■ PASSAGE:
····················

Yes, I've hit this issue. It can be solved though, with Guile 1.8.x.
> Relatedly, delimiting the continuations makes it easier to think about
> shipping them across the network.
Interesting.
> * * *
>
> So, that's the upside. The downside of delimiting "full" continuations
> is that you can't capture the C stack.
Why? Also I'm not sure what "full" means here.
> * * *
>
> Practically speaking... I think I can delimit call/cc with not much work
> (perhaps tomorrow). But it is a visible change (if you're looking), so I
> wanted to put this mail out there to get comments.
Well, I hope that some of mine are useful.
I'm afraid I don't yet understand well enough (despite all of the
explanation above) what the impact of this visible change would be;
perhaps some more concrete examples would help. But it seems a very big
change, if it's only to produce delimited backtraces.
> I had thought this
> was a 2.2 feature, but given the make-stack implications, I'm thinking
> it's a 1.9.9 feature. Reactions?
My feeling is to do something smaller to get make-stack working for 2.0,
and look at the wider change for 2.2. But I'm far from sure about that.
Also, is there any possibility of keeping both old- and new-style
continuations side by side?
> Happy hacking,
>
> Andy
Regards,
Neil
^ permalink raw reply [flat|nested] 8+ messages in thread
* Re: call/cc and recursive vm invocations
2010-03-04 19:54 call/cc and recursive vm invocations Andy Wingo
2010-03-06 17:13 ` Neil Jerram
@ 2010-03-06 23:23 ` Ludovic Courtès
2010-03-07 13:39 ` Andy Wingo
1 sibling, 1 reply; 8+ messages in thread
From: Ludovic Courtès @ 2010-03-06 23:23 UTC (permalink / raw)
To: guile-devel
Hi Andy!
Andy Wingo <wingo@pobox.com> writes:
> In case you haven't noticed yet, if you get an error at the REPL and ask
> for a backtrace from the debugger, you get not only the frames that
> pertain to your own computation, but also frames from the REPL
> implementation itself. That's not good, and it's a regression.
It’s a regression in ‘make-stack’, right? Can you remind me what caused
it?
> The solution is to implement start-stack for the VM. Prompts provide an
> ideal set of primitives. So start-stack can be this:
>
> (define (start-stack tag exp)
> (let ((prompt-tag (fresh-tag)))
> (with-fluids ((stacks (acons tag prompt-tag (fluid-ref stacks))))
> (% prompt-tag
> exp
> (lambda (k . args)
> (apply values k args))))))
>
> This assumes some fluid is around named "stacks". Then we can implement
> make-stack:
>
> (define (make-stack tag . narrowing)

····················

■ STATED PROBLEM A: Reproduce the mailing-list passage word for word between "Andy Wingo <wingo@pobox.com>" and "it's a regression.", inclusive.
The records that follow are unrelated to the mailing-list passage.

■ RECORDS FOR THIS EXERCISE:

····················

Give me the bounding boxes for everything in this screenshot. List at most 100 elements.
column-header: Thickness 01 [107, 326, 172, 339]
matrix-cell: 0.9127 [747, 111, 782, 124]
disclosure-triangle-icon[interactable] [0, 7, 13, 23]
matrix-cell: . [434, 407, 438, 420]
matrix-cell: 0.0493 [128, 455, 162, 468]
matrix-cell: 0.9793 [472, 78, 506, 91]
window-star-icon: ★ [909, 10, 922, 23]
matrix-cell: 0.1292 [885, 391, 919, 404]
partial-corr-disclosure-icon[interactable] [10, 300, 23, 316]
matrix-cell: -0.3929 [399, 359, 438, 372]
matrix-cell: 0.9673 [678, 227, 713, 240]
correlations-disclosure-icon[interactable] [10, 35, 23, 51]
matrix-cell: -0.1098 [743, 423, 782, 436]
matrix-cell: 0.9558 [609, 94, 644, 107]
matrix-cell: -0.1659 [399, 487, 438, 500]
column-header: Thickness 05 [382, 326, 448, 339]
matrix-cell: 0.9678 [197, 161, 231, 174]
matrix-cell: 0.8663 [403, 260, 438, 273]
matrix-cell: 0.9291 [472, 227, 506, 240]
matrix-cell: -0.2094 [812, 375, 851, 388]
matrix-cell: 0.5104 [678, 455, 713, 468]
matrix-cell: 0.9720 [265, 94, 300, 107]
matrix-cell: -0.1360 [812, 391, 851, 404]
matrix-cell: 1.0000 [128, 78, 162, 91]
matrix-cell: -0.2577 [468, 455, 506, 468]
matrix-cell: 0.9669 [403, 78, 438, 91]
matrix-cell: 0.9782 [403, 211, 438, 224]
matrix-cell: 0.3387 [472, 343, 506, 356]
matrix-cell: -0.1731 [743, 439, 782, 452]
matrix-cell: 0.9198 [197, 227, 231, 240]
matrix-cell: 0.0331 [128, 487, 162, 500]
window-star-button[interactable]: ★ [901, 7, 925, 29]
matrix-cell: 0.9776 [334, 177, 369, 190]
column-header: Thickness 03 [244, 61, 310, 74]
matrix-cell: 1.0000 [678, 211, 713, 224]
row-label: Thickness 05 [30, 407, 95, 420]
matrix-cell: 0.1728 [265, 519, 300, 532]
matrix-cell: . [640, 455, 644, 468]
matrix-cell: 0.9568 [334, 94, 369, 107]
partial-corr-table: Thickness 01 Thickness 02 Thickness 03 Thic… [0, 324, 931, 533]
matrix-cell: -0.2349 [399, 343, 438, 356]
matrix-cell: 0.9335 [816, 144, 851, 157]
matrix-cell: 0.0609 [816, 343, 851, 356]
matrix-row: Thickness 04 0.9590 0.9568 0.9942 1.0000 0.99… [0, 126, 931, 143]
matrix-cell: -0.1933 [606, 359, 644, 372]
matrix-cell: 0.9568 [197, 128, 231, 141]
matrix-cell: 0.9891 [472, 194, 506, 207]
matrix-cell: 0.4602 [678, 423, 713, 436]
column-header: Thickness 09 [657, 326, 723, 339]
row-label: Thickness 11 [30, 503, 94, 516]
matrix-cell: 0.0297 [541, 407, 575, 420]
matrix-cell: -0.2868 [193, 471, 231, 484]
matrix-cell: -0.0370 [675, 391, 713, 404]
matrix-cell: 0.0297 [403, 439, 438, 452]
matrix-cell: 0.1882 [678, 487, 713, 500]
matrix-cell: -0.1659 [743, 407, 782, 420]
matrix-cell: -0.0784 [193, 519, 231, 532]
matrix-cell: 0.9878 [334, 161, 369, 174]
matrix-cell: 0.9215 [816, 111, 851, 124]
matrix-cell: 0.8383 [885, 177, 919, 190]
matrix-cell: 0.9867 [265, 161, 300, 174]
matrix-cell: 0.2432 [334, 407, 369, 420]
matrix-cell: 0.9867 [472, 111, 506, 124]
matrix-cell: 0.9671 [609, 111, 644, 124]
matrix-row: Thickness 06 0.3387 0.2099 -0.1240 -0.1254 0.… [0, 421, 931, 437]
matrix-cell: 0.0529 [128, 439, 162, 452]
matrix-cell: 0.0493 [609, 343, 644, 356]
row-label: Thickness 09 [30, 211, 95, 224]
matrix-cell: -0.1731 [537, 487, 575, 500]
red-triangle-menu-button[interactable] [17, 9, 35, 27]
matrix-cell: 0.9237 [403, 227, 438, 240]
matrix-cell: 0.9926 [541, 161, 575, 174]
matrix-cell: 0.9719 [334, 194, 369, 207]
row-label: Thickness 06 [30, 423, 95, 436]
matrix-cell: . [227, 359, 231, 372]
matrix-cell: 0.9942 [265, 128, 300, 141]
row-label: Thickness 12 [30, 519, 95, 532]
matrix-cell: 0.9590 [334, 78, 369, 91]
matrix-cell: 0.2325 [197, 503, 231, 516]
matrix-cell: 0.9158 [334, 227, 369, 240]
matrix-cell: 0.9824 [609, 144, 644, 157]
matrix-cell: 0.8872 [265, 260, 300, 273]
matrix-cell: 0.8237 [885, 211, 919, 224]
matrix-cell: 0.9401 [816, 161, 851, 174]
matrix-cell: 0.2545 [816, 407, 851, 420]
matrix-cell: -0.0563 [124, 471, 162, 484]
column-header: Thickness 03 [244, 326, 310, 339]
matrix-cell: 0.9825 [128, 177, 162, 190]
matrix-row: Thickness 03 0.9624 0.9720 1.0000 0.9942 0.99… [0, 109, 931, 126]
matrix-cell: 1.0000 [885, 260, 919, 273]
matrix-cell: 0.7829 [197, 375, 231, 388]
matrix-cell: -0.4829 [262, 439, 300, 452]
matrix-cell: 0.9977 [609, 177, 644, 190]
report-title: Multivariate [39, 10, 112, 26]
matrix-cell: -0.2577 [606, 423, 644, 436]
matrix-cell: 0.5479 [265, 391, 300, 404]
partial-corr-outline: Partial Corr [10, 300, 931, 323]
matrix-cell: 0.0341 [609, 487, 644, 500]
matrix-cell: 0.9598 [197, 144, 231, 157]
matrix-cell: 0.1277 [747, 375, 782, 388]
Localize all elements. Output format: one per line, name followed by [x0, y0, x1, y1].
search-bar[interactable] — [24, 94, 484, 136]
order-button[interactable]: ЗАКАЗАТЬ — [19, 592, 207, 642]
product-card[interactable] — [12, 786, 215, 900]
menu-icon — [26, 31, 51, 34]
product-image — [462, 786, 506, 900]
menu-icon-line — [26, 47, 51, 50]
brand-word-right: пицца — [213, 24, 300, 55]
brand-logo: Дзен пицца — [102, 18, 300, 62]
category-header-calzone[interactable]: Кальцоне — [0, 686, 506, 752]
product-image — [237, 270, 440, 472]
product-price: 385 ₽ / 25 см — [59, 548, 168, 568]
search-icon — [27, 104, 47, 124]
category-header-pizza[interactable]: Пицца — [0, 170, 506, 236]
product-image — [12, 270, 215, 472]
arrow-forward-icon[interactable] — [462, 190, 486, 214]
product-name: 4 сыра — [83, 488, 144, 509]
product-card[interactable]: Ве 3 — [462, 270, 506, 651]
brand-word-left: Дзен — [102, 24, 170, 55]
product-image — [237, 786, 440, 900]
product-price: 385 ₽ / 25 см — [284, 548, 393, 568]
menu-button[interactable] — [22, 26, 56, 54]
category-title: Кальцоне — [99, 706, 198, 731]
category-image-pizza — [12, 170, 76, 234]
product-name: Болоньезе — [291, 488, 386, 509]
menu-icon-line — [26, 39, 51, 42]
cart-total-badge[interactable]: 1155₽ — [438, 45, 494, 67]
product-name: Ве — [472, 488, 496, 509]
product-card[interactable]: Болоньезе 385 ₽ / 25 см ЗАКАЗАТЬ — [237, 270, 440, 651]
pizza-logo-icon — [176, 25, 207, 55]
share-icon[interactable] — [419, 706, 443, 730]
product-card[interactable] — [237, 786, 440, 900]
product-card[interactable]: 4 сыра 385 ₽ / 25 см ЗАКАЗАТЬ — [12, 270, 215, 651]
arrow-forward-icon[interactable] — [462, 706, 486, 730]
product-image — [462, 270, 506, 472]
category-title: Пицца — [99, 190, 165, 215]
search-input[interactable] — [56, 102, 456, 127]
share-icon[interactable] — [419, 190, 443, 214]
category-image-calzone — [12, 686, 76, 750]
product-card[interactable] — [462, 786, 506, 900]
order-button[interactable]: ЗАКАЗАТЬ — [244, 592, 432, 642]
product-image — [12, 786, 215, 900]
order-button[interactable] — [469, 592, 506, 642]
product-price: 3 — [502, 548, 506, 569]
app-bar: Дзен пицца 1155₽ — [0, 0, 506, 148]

····················

■ STATED PROBLEM B: Return every line of the records that contains the string "card", matching case exactly.

■ TASK RESPONSE A:
Andy Wingo <wingo@pobox.com> writes:
> In case you haven't noticed yet, if you get an error at the REPL and ask
> for a backtrace from the debugger, you get not only the frames that
> pertain to your own computation, but also frames from the REPL
> implementation itself. That's not good, and it's a regression.

■ TASK RESPONSE B:
product-card[interactable] — [12, 786, 215, 900]
product-card[interactable]: Ве 3 — [462, 270, 506, 651]
product-card[interactable]: Болоньезе 385 ₽ / 25 см ЗАКАЗАТЬ — [237, 270, 440, 651]
product-card[interactable] — [237, 786, 440, 900]
product-card[interactable]: 4 сыра 385 ₽ / 25 см ЗАКАЗАТЬ — [12, 270, 215, 651]
product-card[interactable] — [462, 786, 506, 900]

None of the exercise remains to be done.